--- Information supplied ---

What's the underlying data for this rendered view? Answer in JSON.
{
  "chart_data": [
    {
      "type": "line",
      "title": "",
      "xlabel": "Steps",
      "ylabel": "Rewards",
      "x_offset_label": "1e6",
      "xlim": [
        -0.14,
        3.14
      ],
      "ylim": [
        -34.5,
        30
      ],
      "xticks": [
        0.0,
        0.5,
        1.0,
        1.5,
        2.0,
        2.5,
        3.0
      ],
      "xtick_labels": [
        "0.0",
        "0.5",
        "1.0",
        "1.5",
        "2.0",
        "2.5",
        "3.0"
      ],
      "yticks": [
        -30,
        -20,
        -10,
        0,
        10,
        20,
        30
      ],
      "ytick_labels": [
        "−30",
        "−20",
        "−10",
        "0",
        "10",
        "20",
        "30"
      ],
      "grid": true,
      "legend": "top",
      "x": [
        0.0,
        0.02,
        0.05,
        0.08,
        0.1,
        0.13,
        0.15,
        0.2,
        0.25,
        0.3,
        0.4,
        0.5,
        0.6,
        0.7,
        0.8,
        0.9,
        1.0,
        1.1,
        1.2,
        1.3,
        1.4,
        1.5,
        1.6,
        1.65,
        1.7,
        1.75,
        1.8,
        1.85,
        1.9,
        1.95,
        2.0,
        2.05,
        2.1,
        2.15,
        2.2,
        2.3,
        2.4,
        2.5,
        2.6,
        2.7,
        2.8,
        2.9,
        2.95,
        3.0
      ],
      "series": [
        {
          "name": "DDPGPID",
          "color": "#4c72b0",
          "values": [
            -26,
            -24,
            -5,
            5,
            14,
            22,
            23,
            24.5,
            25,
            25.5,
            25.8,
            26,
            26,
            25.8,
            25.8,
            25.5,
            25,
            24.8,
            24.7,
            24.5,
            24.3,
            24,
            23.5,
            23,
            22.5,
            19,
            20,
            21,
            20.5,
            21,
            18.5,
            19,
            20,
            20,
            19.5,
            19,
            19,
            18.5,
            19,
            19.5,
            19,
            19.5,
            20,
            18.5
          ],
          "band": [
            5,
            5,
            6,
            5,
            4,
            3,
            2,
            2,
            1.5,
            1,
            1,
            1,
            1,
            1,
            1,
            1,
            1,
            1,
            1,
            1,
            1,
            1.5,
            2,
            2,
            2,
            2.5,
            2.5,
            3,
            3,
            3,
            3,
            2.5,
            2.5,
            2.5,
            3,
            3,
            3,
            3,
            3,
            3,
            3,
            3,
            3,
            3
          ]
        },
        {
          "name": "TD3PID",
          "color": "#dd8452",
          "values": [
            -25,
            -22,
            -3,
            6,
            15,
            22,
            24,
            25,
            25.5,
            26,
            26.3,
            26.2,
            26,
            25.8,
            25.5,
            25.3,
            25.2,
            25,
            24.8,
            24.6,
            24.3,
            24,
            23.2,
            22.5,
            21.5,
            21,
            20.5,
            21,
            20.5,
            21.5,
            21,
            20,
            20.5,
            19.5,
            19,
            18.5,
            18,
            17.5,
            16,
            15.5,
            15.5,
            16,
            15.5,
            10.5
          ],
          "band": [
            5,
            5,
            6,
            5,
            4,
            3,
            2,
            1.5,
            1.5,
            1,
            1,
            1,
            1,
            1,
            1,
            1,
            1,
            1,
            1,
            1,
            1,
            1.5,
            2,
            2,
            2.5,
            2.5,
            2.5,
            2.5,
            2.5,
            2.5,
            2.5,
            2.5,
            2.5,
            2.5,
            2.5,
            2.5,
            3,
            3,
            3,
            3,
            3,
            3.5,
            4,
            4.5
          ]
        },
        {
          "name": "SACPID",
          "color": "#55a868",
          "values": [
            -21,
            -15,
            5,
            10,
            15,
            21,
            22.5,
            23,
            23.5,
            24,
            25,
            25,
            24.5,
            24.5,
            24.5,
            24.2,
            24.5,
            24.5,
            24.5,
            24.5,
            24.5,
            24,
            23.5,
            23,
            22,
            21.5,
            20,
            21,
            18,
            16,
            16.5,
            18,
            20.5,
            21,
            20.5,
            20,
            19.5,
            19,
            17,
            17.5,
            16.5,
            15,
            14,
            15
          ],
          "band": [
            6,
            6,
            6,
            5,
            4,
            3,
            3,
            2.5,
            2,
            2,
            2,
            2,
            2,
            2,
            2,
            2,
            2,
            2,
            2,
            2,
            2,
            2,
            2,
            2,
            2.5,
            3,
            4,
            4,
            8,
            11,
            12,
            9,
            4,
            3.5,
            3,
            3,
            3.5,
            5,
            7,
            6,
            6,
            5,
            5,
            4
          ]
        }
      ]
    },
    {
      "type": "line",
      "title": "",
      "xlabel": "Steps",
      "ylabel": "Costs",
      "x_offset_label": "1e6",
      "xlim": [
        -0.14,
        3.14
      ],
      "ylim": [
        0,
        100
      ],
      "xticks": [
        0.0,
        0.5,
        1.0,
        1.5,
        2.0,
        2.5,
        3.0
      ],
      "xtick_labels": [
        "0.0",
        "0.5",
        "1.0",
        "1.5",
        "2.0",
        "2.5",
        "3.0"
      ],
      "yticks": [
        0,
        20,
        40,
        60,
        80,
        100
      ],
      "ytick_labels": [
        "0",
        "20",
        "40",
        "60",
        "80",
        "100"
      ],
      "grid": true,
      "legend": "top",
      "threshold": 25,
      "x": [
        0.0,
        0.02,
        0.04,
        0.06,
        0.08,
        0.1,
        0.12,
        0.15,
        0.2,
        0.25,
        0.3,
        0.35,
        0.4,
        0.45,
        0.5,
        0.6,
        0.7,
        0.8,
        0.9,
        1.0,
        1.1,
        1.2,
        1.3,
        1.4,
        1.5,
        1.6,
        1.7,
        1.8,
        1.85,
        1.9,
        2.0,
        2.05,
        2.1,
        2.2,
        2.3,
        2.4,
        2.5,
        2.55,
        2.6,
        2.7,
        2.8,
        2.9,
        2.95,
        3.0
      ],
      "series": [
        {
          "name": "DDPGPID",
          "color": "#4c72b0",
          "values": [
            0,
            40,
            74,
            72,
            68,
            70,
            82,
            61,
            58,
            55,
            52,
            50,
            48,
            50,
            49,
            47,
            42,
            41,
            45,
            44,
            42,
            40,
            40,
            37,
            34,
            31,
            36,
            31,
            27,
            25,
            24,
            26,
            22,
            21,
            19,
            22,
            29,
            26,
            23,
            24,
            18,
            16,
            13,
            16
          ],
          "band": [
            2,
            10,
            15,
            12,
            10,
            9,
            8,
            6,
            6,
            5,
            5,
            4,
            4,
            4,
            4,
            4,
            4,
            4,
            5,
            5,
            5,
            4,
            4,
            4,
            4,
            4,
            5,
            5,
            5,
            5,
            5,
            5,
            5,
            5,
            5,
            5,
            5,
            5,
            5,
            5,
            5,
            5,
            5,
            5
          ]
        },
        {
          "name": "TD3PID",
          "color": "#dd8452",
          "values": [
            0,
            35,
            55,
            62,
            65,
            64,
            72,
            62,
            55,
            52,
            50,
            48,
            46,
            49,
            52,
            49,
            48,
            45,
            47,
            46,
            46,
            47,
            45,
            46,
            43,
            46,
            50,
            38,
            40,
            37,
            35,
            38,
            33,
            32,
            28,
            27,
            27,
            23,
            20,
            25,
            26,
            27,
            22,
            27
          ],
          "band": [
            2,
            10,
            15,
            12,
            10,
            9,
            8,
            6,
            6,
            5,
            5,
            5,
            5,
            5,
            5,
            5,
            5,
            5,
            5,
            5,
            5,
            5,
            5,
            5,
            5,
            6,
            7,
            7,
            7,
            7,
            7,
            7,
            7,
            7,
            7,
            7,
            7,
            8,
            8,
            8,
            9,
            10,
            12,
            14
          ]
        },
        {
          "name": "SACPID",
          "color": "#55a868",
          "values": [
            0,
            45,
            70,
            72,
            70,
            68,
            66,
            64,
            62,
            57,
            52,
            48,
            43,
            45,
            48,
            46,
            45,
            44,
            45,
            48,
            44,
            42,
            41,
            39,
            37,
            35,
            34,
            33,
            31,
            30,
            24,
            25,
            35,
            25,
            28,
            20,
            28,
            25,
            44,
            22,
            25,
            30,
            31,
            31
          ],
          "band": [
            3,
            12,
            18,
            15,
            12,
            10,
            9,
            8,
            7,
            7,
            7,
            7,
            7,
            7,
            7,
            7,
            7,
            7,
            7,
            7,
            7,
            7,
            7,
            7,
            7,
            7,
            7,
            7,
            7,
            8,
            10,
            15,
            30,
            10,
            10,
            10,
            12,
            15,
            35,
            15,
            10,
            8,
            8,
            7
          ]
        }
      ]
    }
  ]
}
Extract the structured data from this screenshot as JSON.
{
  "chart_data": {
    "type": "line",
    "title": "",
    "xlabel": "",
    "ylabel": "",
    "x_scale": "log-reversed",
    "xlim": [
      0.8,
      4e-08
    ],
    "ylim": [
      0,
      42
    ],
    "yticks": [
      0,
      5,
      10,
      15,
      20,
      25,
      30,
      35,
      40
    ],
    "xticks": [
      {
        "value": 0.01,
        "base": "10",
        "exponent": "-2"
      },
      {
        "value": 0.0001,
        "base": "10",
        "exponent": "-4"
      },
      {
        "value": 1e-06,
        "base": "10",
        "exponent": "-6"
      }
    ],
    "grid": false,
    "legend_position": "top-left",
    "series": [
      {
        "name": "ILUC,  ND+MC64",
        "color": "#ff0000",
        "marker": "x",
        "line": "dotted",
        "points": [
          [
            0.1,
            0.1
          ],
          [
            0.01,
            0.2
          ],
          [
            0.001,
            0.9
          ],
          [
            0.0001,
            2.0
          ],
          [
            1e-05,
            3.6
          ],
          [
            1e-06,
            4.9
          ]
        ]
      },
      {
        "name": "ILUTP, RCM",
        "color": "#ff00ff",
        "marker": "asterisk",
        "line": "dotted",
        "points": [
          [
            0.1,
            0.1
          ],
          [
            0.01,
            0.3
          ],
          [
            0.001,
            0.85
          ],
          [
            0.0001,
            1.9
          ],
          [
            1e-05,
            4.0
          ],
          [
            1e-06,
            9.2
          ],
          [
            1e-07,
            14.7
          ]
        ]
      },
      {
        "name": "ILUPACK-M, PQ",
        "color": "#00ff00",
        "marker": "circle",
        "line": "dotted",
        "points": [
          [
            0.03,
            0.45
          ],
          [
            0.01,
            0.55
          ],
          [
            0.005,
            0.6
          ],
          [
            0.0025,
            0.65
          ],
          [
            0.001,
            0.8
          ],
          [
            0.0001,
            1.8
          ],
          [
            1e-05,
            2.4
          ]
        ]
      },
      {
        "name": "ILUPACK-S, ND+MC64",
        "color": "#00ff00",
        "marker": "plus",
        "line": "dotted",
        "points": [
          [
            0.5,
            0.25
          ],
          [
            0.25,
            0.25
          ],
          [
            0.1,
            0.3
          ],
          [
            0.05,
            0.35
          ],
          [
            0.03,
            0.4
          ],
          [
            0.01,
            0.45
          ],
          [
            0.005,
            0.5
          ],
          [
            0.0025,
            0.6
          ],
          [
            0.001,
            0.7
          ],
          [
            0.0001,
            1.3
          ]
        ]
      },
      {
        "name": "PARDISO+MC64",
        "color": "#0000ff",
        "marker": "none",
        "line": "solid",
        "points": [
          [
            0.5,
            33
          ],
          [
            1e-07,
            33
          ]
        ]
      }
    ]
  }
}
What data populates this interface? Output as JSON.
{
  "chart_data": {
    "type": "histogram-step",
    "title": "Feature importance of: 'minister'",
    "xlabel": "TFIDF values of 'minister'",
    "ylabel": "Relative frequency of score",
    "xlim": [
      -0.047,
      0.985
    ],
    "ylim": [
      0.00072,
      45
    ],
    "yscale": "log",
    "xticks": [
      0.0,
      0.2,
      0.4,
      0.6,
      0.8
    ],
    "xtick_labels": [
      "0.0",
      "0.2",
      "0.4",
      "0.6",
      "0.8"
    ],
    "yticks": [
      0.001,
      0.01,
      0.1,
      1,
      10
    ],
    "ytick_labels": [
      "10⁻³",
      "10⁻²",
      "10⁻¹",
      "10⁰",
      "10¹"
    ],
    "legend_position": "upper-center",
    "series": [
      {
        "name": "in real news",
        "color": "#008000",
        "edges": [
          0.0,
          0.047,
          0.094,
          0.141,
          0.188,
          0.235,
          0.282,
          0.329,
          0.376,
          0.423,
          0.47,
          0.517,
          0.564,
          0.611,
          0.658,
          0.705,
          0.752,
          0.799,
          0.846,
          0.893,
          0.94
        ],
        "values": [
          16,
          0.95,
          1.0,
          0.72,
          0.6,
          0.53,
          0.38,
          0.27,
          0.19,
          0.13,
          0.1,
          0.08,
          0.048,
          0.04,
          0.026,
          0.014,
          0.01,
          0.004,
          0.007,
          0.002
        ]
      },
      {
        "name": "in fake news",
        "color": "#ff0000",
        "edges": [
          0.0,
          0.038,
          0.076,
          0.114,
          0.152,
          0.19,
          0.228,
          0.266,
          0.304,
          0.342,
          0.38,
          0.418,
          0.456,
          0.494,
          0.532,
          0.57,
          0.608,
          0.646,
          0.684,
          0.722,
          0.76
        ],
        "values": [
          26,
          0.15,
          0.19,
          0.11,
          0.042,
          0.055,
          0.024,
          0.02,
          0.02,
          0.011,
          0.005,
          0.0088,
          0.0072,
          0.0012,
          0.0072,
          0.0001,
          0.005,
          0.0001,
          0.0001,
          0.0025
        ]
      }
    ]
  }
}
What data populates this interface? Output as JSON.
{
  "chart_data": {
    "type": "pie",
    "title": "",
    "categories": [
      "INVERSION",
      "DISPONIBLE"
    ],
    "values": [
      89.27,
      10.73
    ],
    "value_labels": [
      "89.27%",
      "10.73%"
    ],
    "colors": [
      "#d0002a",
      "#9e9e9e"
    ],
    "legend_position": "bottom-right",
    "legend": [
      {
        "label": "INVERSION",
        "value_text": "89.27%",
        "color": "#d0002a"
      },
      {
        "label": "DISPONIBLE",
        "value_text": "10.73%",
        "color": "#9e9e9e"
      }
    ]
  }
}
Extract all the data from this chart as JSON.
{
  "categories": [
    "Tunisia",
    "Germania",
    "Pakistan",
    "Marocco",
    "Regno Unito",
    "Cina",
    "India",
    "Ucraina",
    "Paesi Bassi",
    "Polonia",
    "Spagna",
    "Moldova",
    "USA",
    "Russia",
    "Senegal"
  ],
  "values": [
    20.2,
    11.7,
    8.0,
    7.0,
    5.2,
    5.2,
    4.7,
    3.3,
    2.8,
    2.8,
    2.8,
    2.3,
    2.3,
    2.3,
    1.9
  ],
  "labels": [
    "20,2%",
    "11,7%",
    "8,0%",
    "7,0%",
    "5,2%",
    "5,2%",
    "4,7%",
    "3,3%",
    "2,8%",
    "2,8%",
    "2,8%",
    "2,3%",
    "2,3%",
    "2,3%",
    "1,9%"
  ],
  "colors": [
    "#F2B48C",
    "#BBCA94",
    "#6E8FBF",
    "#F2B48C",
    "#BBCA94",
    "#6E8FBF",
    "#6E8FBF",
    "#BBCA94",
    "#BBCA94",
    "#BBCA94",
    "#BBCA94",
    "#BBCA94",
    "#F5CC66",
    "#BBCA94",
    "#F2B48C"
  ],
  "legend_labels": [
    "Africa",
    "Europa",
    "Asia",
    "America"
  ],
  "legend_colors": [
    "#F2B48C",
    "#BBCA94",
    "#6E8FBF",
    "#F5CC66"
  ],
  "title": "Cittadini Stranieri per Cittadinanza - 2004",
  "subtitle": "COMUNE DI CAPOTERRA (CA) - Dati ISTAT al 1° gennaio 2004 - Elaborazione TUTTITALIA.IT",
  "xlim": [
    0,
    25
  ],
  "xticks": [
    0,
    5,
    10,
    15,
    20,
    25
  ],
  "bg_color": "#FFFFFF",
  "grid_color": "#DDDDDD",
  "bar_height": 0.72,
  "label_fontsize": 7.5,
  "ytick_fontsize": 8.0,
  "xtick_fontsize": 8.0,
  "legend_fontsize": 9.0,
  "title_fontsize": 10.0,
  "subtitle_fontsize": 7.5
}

---

:: Task statement ::
Determine how many lines of the material include the string "JSON". Output only that count.

:: Exercise answer ::
5